> EXERCISE AIM: The records follow. Transcribe only the lines from the line containing "Output the text content of this document." through the end, both ends included, and leave out the pictures.

> Data entries:
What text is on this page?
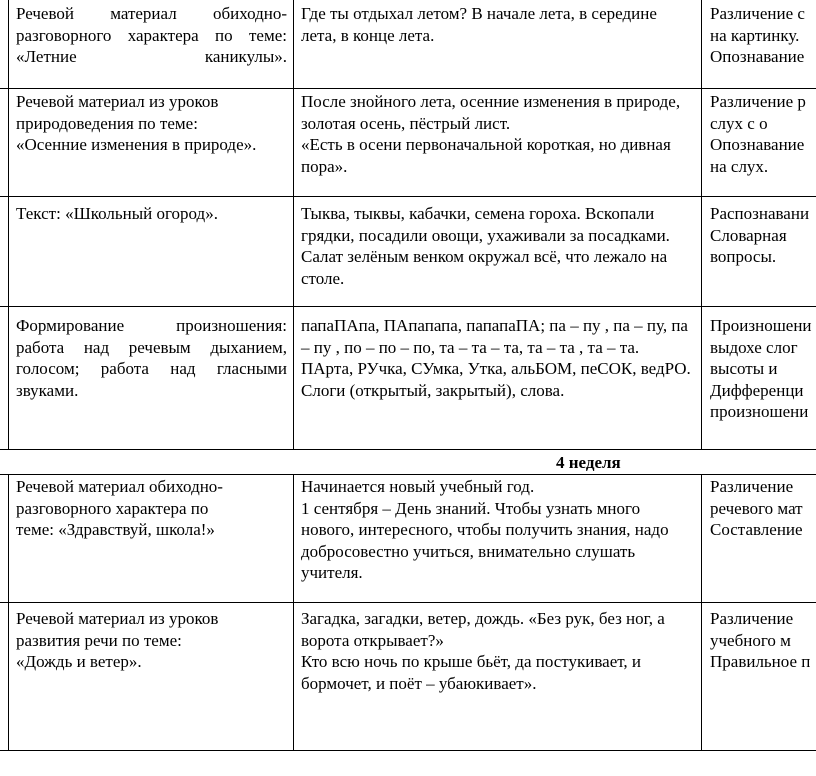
Речевой материал обиходно-разговорного характера по теме: «Летние каникулы».
Где ты отдыхал летом? В начале лета, в середине лета, в конце лета.
Различение с
на картинку.
Опознавание
Речевой материал из уроков природоведения по теме:
«Осенние изменения в природе».
После знойного лета, осенние изменения в природе, золотая осень, пёстрый лист.
«Есть в осени первоначальной короткая, но дивная пора».
Различение р
слух с о
Опознавание
на слух.
Текст: «Школьный огород».	Тыква, тыквы, кабачки, семена гороха. Вскопали грядки, посадили овощи, ухаживали за посадками. Салат зелёным венком окружал всё, что лежало на столе.
Распознавани
Словарная
вопросы.
Формирование произношения: работа над речевым дыханием, голосом; работа над гласными звуками.
папаПАпа, ПАпапапа, папапаПА; па – пу , па – пу, па – пу , по – по – по, та – та – та, та – та , та – та. ПАрта, РУчка, СУмка, Утка, альБОМ, пеСОК, ведРО. Слоги (открытый, закрытый), слова.
Произношени
выдохе слог
высоты и
Дифференци
произношени
4 неделя
Речевой материал обиходно-
разговорного характера по
теме: «Здравствуй, школа!»
Начинается новый учебный год.
1 сентября – День знаний. Чтобы узнать много нового, интересного, чтобы получить знания, надо добросовестно учиться, внимательно слушать учителя.
Различение
речевого мат
Составление
Речевой материал из уроков
развития речи по теме:
«Дождь и ветер».
Загадка, загадки, ветер, дождь. «Без рук, без ног, а ворота открывает?»
Кто всю ночь по крыше бьёт, да постукивает, и бормочет, и поёт – убаюкивает».
Различение
учебного м
Правильное п
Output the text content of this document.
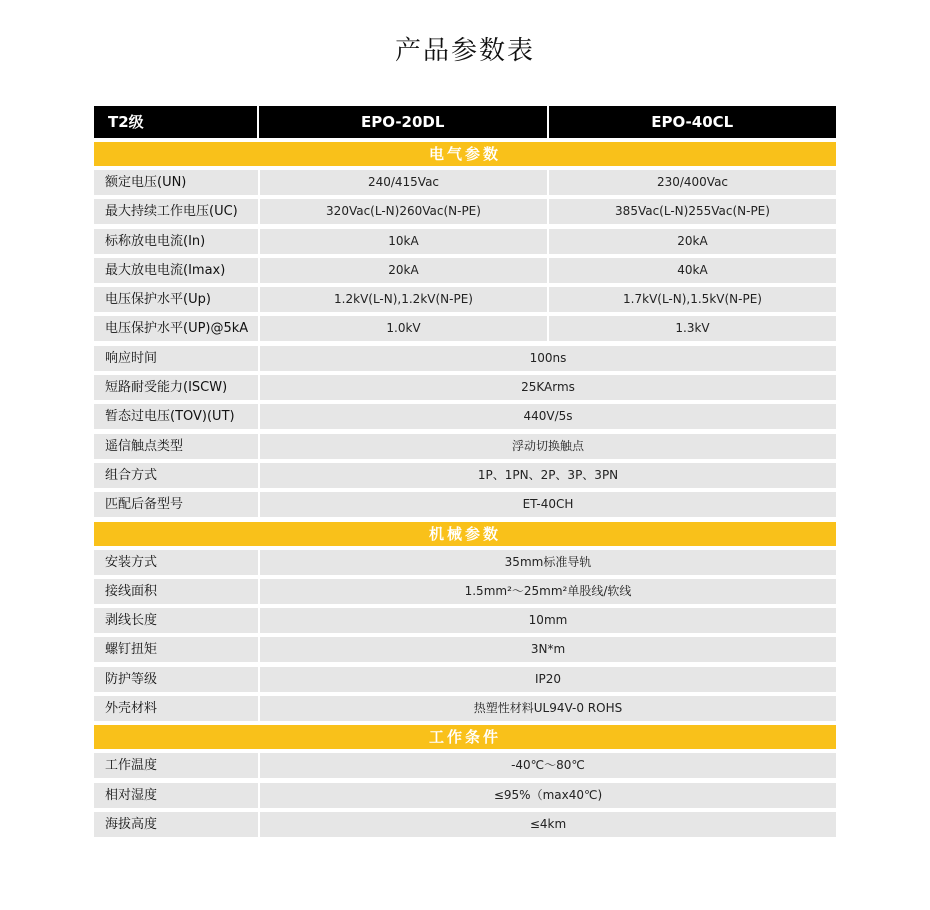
产品参数表
T2级	EPO-20DL	EPO-40CL
电气参数
额定电压(UN)	240/415Vac	230/400Vac
最大持续工作电压(UC)	320Vac(L-N)260Vac(N-PE)	385Vac(L-N)255Vac(N-PE)
标称放电电流(In)	10kA	20kA
最大放电电流(Imax)	20kA	40kA
电压保护水平(Up)	1.2kV(L-N),1.2kV(N-PE)	1.7kV(L-N),1.5kV(N-PE)
电压保护水平(UP)@5kA	1.0kV	1.3kV
响应时间	100ns
短路耐受能力(ISCW)	25KArms
暂态过电压(TOV)(UT)	440V/5s
遥信触点类型	浮动切换触点
组合方式	1P、1PN、2P、3P、3PN
匹配后备型号	ET-40CH
机械参数
安装方式	35mm标准导轨
接线面积	1.5mm²～25mm²单股线/软线
剥线长度	10mm
螺钉扭矩	3N*m
防护等级	IP20
外壳材料	热塑性材料UL94V-0 ROHS
工作条件
工作温度	-40℃～80℃
相对湿度	≤95%（max40℃)
海拔高度	≤4km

> REPLY TO THE EXERCISE:
Output the text content of this document.
产品参数表
T2级	EPO-20DL	EPO-40CL
电气参数
额定电压(UN)	240/415Vac	230/400Vac
最大持续工作电压(UC)	320Vac(L-N)260Vac(N-PE)	385Vac(L-N)255Vac(N-PE)
标称放电电流(In)	10kA	20kA
最大放电电流(Imax)	20kA	40kA
电压保护水平(Up)	1.2kV(L-N),1.2kV(N-PE)	1.7kV(L-N),1.5kV(N-PE)
电压保护水平(UP)@5kA	1.0kV	1.3kV
响应时间	100ns
短路耐受能力(ISCW)	25KArms
暂态过电压(TOV)(UT)	440V/5s
遥信触点类型	浮动切换触点
组合方式	1P、1PN、2P、3P、3PN
匹配后备型号	ET-40CH
机械参数
安装方式	35mm标准导轨
接线面积	1.5mm²～25mm²单股线/软线
剥线长度	10mm
螺钉扭矩	3N*m
防护等级	IP20
外壳材料	热塑性材料UL94V-0 ROHS
工作条件
工作温度	-40℃～80℃
相对湿度	≤95%（max40℃)
海拔高度	≤4km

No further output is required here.